_Selected extract:_
W3C | Submissions

Team Comment on the "Linked Data Basic Profile 1.0" Submission

This Submission provides a Use Cases and Requirements document which motivates development of a Linked Data web environment managable and manipulatable with accepted HTTP REST architecture. The accompanying Linked Data Basic Profile defines such an environment by defining specific REST interfaces for Linked Data resources. This environment complements the popular RDF stack provided by RDF/XML, Turtle and SPARQL to build an infrastructure suitable for enterprise environments, leveraging RDF's ability to provide loose coupling of applications. The principle contribution of this Submission is the definition of a Basic Profile Resource (BPR) and a Basic Profile Container (BPC), drawing a practical distinction between Resources, representing entities in the world like people, cars or software bugs, and Containers, which provide access to groups of resources.

The definitions of BPR and BPC offer profiles which select from the flourishing family of RDF representations by requiring RDF/XML and encouraging Turtle. They promotes an architecture which links well with WEBARCH, e.g. exploiting the usual HTTP verbs as well as management concepts such as Etags.

The Submission picks a practical but potentially controversial approach to minimal metadata by defining some processor-added properties (dcterms:modified, dcterms:creator). Other than that, the Submission preserves RDF's anybody-can-say-anything-about-anything semantics, advising a BPR's types and predicates are unconstrained, even requiring clients to preserve unknown assertions when updating BPRs.

_Material shown:_
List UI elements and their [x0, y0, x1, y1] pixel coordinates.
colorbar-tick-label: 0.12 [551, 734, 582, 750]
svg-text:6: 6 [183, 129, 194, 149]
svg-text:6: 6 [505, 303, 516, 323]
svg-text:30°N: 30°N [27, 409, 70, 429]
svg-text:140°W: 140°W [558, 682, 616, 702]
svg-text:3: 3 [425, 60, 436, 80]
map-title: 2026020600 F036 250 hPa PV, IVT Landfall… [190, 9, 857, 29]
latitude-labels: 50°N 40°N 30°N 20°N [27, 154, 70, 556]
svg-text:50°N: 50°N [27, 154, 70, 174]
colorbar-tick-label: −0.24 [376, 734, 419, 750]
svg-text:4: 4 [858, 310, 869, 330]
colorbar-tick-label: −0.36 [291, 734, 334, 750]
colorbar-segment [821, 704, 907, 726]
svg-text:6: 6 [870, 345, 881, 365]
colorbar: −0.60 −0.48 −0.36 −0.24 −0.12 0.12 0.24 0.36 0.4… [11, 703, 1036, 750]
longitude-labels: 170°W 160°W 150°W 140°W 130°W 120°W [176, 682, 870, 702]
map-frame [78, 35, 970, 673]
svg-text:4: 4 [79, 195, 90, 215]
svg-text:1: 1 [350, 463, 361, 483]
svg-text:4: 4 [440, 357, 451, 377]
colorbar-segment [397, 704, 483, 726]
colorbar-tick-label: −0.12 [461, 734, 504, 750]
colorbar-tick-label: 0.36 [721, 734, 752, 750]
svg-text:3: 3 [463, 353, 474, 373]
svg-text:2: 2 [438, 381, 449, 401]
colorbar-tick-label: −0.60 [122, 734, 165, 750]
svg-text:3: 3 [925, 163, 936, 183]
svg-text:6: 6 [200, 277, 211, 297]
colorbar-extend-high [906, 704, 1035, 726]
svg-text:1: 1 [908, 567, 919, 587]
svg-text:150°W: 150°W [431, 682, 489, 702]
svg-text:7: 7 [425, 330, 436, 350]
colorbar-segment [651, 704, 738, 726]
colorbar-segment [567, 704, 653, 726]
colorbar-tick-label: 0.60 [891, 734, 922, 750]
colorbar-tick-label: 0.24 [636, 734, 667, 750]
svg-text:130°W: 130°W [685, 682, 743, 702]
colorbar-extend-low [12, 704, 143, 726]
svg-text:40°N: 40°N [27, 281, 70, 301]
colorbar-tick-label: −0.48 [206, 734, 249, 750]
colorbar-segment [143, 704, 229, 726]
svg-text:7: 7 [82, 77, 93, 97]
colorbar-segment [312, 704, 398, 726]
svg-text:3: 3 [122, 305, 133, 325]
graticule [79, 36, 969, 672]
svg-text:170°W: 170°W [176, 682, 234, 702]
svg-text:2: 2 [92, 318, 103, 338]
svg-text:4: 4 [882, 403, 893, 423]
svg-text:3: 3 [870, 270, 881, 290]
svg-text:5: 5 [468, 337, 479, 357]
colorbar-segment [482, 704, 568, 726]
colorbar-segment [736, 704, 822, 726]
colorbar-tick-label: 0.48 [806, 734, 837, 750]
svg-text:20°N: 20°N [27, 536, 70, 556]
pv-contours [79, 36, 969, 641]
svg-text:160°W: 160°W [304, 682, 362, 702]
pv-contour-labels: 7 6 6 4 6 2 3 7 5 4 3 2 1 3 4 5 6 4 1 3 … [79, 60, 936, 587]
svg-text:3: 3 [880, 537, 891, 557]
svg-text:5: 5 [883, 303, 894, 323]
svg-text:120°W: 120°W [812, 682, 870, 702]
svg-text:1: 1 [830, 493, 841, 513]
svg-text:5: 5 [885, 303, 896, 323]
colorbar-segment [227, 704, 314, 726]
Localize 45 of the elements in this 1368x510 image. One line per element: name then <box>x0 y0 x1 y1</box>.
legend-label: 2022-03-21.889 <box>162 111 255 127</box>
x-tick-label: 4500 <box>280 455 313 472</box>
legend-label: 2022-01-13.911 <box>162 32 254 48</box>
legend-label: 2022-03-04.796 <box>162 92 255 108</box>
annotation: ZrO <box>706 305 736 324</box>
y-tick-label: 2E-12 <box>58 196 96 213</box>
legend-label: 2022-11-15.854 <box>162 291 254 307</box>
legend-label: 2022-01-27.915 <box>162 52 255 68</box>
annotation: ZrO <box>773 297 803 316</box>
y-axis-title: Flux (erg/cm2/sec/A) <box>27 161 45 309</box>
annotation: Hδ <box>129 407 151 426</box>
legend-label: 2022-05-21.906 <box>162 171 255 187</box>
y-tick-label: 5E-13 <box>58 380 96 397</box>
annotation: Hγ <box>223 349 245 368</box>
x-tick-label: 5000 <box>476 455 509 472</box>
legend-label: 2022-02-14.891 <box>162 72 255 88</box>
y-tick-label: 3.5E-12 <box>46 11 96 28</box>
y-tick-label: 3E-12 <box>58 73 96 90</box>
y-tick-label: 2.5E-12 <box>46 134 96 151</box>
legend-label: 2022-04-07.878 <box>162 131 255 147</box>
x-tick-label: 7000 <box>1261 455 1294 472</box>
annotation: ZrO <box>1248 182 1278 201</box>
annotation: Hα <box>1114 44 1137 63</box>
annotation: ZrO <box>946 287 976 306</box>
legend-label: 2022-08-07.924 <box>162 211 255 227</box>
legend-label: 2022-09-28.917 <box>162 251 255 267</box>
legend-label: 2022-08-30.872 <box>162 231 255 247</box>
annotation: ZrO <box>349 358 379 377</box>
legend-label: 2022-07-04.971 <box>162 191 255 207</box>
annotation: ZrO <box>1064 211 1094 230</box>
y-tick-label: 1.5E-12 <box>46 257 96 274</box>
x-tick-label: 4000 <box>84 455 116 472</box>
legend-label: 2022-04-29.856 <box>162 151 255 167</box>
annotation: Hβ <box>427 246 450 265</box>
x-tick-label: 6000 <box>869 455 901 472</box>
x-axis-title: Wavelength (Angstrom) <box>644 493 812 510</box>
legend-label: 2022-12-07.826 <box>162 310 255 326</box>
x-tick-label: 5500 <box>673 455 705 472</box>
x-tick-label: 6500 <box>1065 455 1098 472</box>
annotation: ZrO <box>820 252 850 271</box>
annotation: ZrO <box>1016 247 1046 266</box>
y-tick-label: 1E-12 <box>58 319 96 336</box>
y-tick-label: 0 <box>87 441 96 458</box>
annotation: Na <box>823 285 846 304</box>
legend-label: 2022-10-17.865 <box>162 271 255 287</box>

_Problems to solve:_
[a] In the team comment on the Linked Data Basic Profile submission, which examples does it give of entities in the world that Resources represent?
[b] Pick up the team comment on the Linked Data Basic Profile submission after its final sentence and write the next paragraph.

_Your written answers:_
[a] people, cars, software bugs

[b]
Probably the most novel contribution is the Basic Profile Container (BPC), which specifies a protocol around the relatively common design pattern of lists of REST resources. Similarly to the way AtomPub exposes POST interfaces to add e.g. blog pages to a blog, BPC defines a convention for adding RDF resources to lists of such resources. These lists can be fetched by a client, manipulated, and even be traversed in discrete chunks by paging information embedded in the RDF about the container.

Future Work

As noted above, this document provides a Linked Data groundwork. This leaves some work items for the community or a future Working Group, such as the proposed Linked Data Platform Working Group:

  1. The document specifies that "No minimal set of patch document formats is mandated by this document." Of course for interoperability, the world will need concrete patch proposals, e.g. TurtlePatch.
  2. Evaluation of the selection of the langagues for the profile; the profile requires RDF/XML and encourages Turtle, but much of the REST world is focused on JSON. JSON-LD or some other JSON representation may reach a wider audience than RDF/XML or Turtle.